Do this :: Copy out the records below with every "chevron-down-icon" replaced by "caret-down-icon", leaving everything else unchanged, and omit the pictures.

(Records from a collection)
......

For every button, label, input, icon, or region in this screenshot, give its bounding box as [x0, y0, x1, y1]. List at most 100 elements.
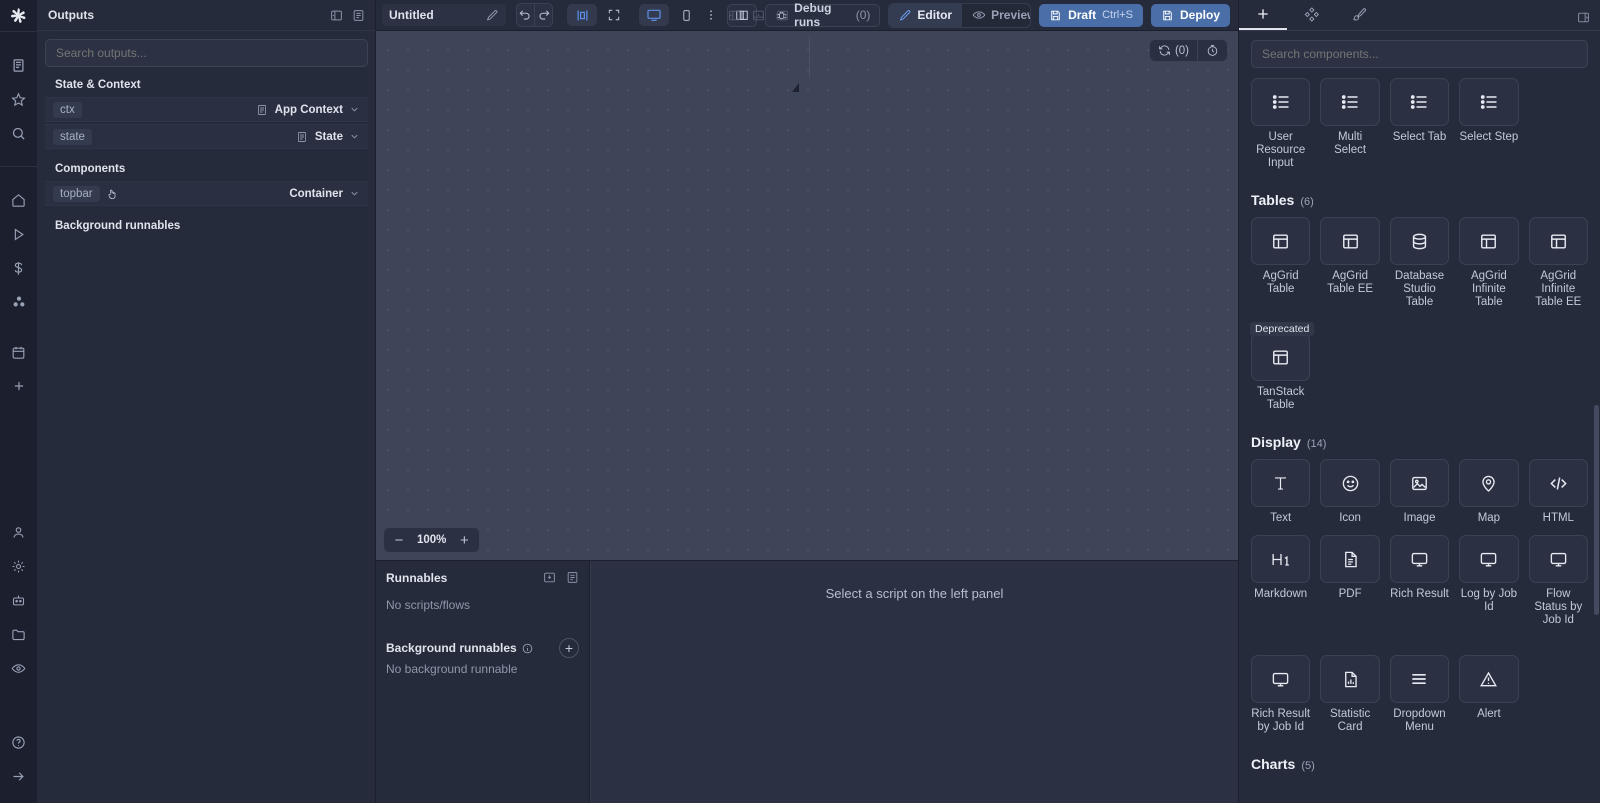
section-components-label: Components	[55, 163, 126, 175]
runs-icon[interactable]	[0, 48, 38, 82]
component-select-step[interactable]: Select Step	[1459, 78, 1519, 180]
star-icon[interactable]	[0, 82, 38, 116]
folder-icon[interactable]	[0, 617, 38, 651]
zoom-out-button[interactable]: −	[388, 530, 410, 550]
component-html[interactable]: HTML	[1528, 459, 1588, 535]
history-button[interactable]	[1197, 40, 1227, 61]
components-display-grid-row3: Rich Result by Job Id Statistic Card Dro…	[1251, 655, 1588, 744]
tab-preview[interactable]: Preview	[962, 4, 1030, 27]
canvas-container-topbar[interactable]	[382, 37, 810, 77]
windmill-logo-icon[interactable]	[0, 0, 38, 31]
dollar-icon[interactable]	[0, 251, 38, 285]
tab-editor[interactable]: Editor	[889, 3, 963, 27]
search-icon[interactable]	[0, 116, 38, 150]
tab-styles[interactable]	[1335, 0, 1383, 30]
component-label: Flow Status by Job Id	[1534, 588, 1583, 626]
draft-button[interactable]: Draft Ctrl+S	[1039, 3, 1143, 27]
component-rich-result[interactable]: Rich Result	[1389, 535, 1450, 637]
calendar-icon[interactable]	[0, 335, 38, 369]
component-user-resource-input[interactable]: User Resource Input	[1251, 78, 1311, 180]
database-icon	[1389, 217, 1450, 265]
search-components-input[interactable]	[1251, 40, 1588, 68]
chevron-down-icon[interactable]	[349, 188, 360, 199]
undo-redo-group	[515, 3, 554, 27]
plus-icon[interactable]	[0, 369, 38, 403]
undo-icon[interactable]	[517, 4, 534, 26]
eye-icon[interactable]	[0, 651, 38, 685]
output-type-topbar: Container	[289, 187, 343, 200]
home-icon[interactable]	[0, 183, 38, 217]
app-root: Outputs State & Context ctx App Context	[0, 0, 1600, 803]
component-dropdown-menu[interactable]: Dropdown Menu	[1389, 655, 1450, 744]
component-multi-select[interactable]: Multi Select	[1320, 78, 1380, 180]
tab-add[interactable]	[1239, 0, 1287, 30]
insert-icon[interactable]	[543, 571, 556, 584]
user-icon[interactable]	[0, 515, 38, 549]
more-vertical-icon[interactable]	[703, 4, 719, 26]
gear-icon[interactable]	[0, 549, 38, 583]
pencil-icon[interactable]	[486, 9, 499, 22]
worker-icon[interactable]	[0, 583, 38, 617]
panel-expand-icon[interactable]	[1577, 11, 1600, 30]
component-aggrid-infinite-table-ee[interactable]: AgGrid Infinite Table EE	[1528, 217, 1588, 319]
chevron-down-icon[interactable]	[349, 131, 360, 142]
resize-handle[interactable]	[792, 83, 799, 92]
component-icon[interactable]: Icon	[1320, 459, 1380, 535]
panel-collapse-icon[interactable]	[330, 9, 343, 22]
output-row-state[interactable]: state State	[45, 124, 368, 149]
panel-left-icon[interactable]	[723, 4, 745, 26]
component-text[interactable]: Text	[1251, 459, 1311, 535]
component-label: Select Step	[1459, 131, 1519, 143]
component-aggrid-infinite-table[interactable]: AgGrid Infinite Table	[1459, 217, 1519, 319]
component-flow-status-by-job-id[interactable]: Flow Status by Job Id	[1528, 535, 1588, 637]
component-label: Multi Select	[1334, 131, 1367, 156]
app-canvas[interactable]: (0) − 100% +	[376, 31, 1238, 560]
list-icon[interactable]	[352, 9, 365, 22]
variables-icon[interactable]	[0, 285, 38, 319]
output-row-ctx[interactable]: ctx App Context	[45, 97, 368, 122]
add-background-runnable-button[interactable]: +	[559, 638, 579, 658]
search-outputs-input[interactable]	[45, 39, 368, 67]
panel-right-icon[interactable]	[771, 4, 793, 26]
component-statistic-card[interactable]: Statistic Card	[1320, 655, 1380, 744]
category-charts-header: Charts (5)	[1251, 744, 1588, 781]
arrow-right-icon[interactable]	[0, 759, 38, 793]
output-row-topbar[interactable]: topbar Container	[45, 181, 368, 206]
refresh-button[interactable]: (0)	[1150, 40, 1197, 61]
help-icon[interactable]	[0, 725, 38, 759]
list-icon[interactable]	[566, 571, 579, 584]
menu-icon	[1389, 655, 1450, 703]
component-tanstack-table[interactable]: Deprecated TanStack Table	[1250, 322, 1315, 422]
app-title-field[interactable]: Untitled	[382, 4, 506, 26]
component-rich-result-by-job-id[interactable]: Rich Result by Job Id	[1251, 655, 1311, 744]
info-icon[interactable]	[522, 643, 533, 654]
component-map[interactable]: Map	[1459, 459, 1519, 535]
component-image[interactable]: Image	[1389, 459, 1450, 535]
pencil-icon	[899, 9, 912, 22]
tab-components[interactable]	[1287, 0, 1335, 30]
fullscreen-icon[interactable]	[599, 4, 629, 26]
component-markdown[interactable]: Markdown	[1251, 535, 1311, 637]
play-icon[interactable]	[0, 217, 38, 251]
desktop-icon[interactable]	[639, 4, 670, 26]
align-center-icon[interactable]	[567, 4, 598, 26]
component-database-studio-table[interactable]: Database Studio Table	[1389, 217, 1450, 319]
component-log-by-job-id[interactable]: Log by Job Id	[1459, 535, 1519, 637]
component-select-tab[interactable]: Select Tab	[1389, 78, 1450, 180]
deploy-button[interactable]: Deploy	[1150, 3, 1230, 27]
table-icon	[1251, 217, 1311, 265]
category-display-header: Display (14)	[1251, 422, 1588, 459]
component-alert[interactable]: Alert	[1459, 655, 1519, 744]
zoom-value: 100%	[417, 534, 447, 546]
panel-bottom-icon[interactable]	[747, 4, 769, 26]
mobile-icon[interactable]	[671, 4, 701, 26]
zoom-in-button[interactable]: +	[453, 530, 475, 550]
redo-icon[interactable]	[534, 4, 552, 26]
component-aggrid-table-ee[interactable]: AgGrid Table EE	[1320, 217, 1380, 319]
component-label: AgGrid Infinite Table	[1470, 270, 1507, 308]
component-aggrid-table[interactable]: AgGrid Table	[1251, 217, 1311, 319]
component-pdf[interactable]: PDF	[1320, 535, 1380, 637]
list-icon	[1320, 78, 1380, 126]
chevron-down-icon[interactable]	[349, 104, 360, 115]
components-panel-scrollbar[interactable]	[1594, 405, 1599, 615]
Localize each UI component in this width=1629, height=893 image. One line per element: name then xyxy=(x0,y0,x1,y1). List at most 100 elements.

......

Correct output ::
For every button, label, input, icon, or region in this screenshot, give its bounding box as [x0, y0, x1, y1]. List at most 100 elements.
section-components-label: Components	[55, 163, 126, 175]
runs-icon[interactable]	[0, 48, 38, 82]
component-select-step[interactable]: Select Step	[1459, 78, 1519, 180]
star-icon[interactable]	[0, 82, 38, 116]
folder-icon[interactable]	[0, 617, 38, 651]
zoom-out-button[interactable]: −	[388, 530, 410, 550]
component-html[interactable]: HTML	[1528, 459, 1588, 535]
history-button[interactable]	[1197, 40, 1227, 61]
components-display-grid-row3: Rich Result by Job Id Statistic Card Dro…	[1251, 655, 1588, 744]
tab-preview[interactable]: Preview	[962, 4, 1030, 27]
canvas-container-topbar[interactable]	[382, 37, 810, 77]
windmill-logo-icon[interactable]	[0, 0, 38, 31]
dollar-icon[interactable]	[0, 251, 38, 285]
tab-editor[interactable]: Editor	[889, 3, 963, 27]
search-icon[interactable]	[0, 116, 38, 150]
tab-styles[interactable]	[1335, 0, 1383, 30]
component-label: Flow Status by Job Id	[1534, 588, 1583, 626]
draft-button[interactable]: Draft Ctrl+S	[1039, 3, 1143, 27]
component-rich-result[interactable]: Rich Result	[1389, 535, 1450, 637]
calendar-icon[interactable]	[0, 335, 38, 369]
component-user-resource-input[interactable]: User Resource Input	[1251, 78, 1311, 180]
database-icon	[1389, 217, 1450, 265]
search-components-input[interactable]	[1251, 40, 1588, 68]
caret-down-icon[interactable]	[349, 188, 360, 199]
undo-redo-group	[515, 3, 554, 27]
plus-icon[interactable]	[0, 369, 38, 403]
undo-icon[interactable]	[517, 4, 534, 26]
eye-icon[interactable]	[0, 651, 38, 685]
output-type-topbar: Container	[289, 187, 343, 200]
home-icon[interactable]	[0, 183, 38, 217]
app-root: Outputs State & Context ctx App Context	[0, 0, 1600, 803]
component-dropdown-menu[interactable]: Dropdown Menu	[1389, 655, 1450, 744]
component-multi-select[interactable]: Multi Select	[1320, 78, 1380, 180]
tab-add[interactable]	[1239, 0, 1287, 30]
insert-icon[interactable]	[543, 571, 556, 584]
user-icon[interactable]	[0, 515, 38, 549]
more-vertical-icon[interactable]	[703, 4, 719, 26]
gear-icon[interactable]	[0, 549, 38, 583]
pencil-icon[interactable]	[486, 9, 499, 22]
worker-icon[interactable]	[0, 583, 38, 617]
panel-expand-icon[interactable]	[1577, 11, 1600, 30]
component-aggrid-infinite-table-ee[interactable]: AgGrid Infinite Table EE	[1528, 217, 1588, 319]
caret-down-icon[interactable]	[349, 131, 360, 142]
resize-handle[interactable]	[792, 83, 799, 92]
component-icon[interactable]: Icon	[1320, 459, 1380, 535]
panel-collapse-icon[interactable]	[330, 9, 343, 22]
output-row-state[interactable]: state State	[45, 124, 368, 149]
panel-left-icon[interactable]	[723, 4, 745, 26]
component-text[interactable]: Text	[1251, 459, 1311, 535]
component-label: Select Step	[1459, 131, 1519, 143]
component-aggrid-infinite-table[interactable]: AgGrid Infinite Table	[1459, 217, 1519, 319]
component-flow-status-by-job-id[interactable]: Flow Status by Job Id	[1528, 535, 1588, 637]
component-label: Multi Select	[1334, 131, 1367, 156]
app-canvas[interactable]: (0) − 100% +	[376, 31, 1238, 560]
list-icon[interactable]	[352, 9, 365, 22]
variables-icon[interactable]	[0, 285, 38, 319]
output-row-ctx[interactable]: ctx App Context	[45, 97, 368, 122]
add-background-runnable-button[interactable]: +	[559, 638, 579, 658]
search-outputs-input[interactable]	[45, 39, 368, 67]
panel-right-icon[interactable]	[771, 4, 793, 26]
component-statistic-card[interactable]: Statistic Card	[1320, 655, 1380, 744]
category-charts-header: Charts (5)	[1251, 744, 1588, 781]
arrow-right-icon[interactable]	[0, 759, 38, 793]
output-row-topbar[interactable]: topbar Container	[45, 181, 368, 206]
refresh-button[interactable]: (0)	[1150, 40, 1197, 61]
help-icon[interactable]	[0, 725, 38, 759]
list-icon[interactable]	[566, 571, 579, 584]
menu-icon	[1389, 655, 1450, 703]
component-tanstack-table[interactable]: Deprecated TanStack Table	[1250, 322, 1315, 422]
app-title-field[interactable]: Untitled	[382, 4, 506, 26]
component-rich-result-by-job-id[interactable]: Rich Result by Job Id	[1251, 655, 1311, 744]
info-icon[interactable]	[522, 643, 533, 654]
component-map[interactable]: Map	[1459, 459, 1519, 535]
component-image[interactable]: Image	[1389, 459, 1450, 535]
pencil-icon	[899, 9, 912, 22]
tab-components[interactable]	[1287, 0, 1335, 30]
fullscreen-icon[interactable]	[599, 4, 629, 26]
component-markdown[interactable]: Markdown	[1251, 535, 1311, 637]
play-icon[interactable]	[0, 217, 38, 251]
desktop-icon[interactable]	[639, 4, 670, 26]
align-center-icon[interactable]	[567, 4, 598, 26]
component-database-studio-table[interactable]: Database Studio Table	[1389, 217, 1450, 319]
component-log-by-job-id[interactable]: Log by Job Id	[1459, 535, 1519, 637]
component-select-tab[interactable]: Select Tab	[1389, 78, 1450, 180]
deploy-button[interactable]: Deploy	[1150, 3, 1230, 27]
table-icon	[1251, 217, 1311, 265]
category-display-header: Display (14)	[1251, 422, 1588, 459]
component-alert[interactable]: Alert	[1459, 655, 1519, 744]
zoom-value: 100%	[417, 534, 447, 546]
panel-bottom-icon[interactable]	[747, 4, 769, 26]
mobile-icon[interactable]	[671, 4, 701, 26]
zoom-in-button[interactable]: +	[453, 530, 475, 550]
redo-icon[interactable]	[534, 4, 552, 26]
component-aggrid-table-ee[interactable]: AgGrid Table EE	[1320, 217, 1380, 319]
component-label: AgGrid Infinite Table	[1470, 270, 1507, 308]
component-aggrid-table[interactable]: AgGrid Table	[1251, 217, 1311, 319]
component-pdf[interactable]: PDF	[1320, 535, 1380, 637]
list-icon	[1320, 78, 1380, 126]
caret-down-icon[interactable]	[349, 104, 360, 115]
components-panel-scrollbar[interactable]	[1594, 405, 1599, 615]
Localize each UI component in this width=1629, height=893 image. One line per element: name then xyxy=(x0,y0,x1,y1). List at most 100 elements.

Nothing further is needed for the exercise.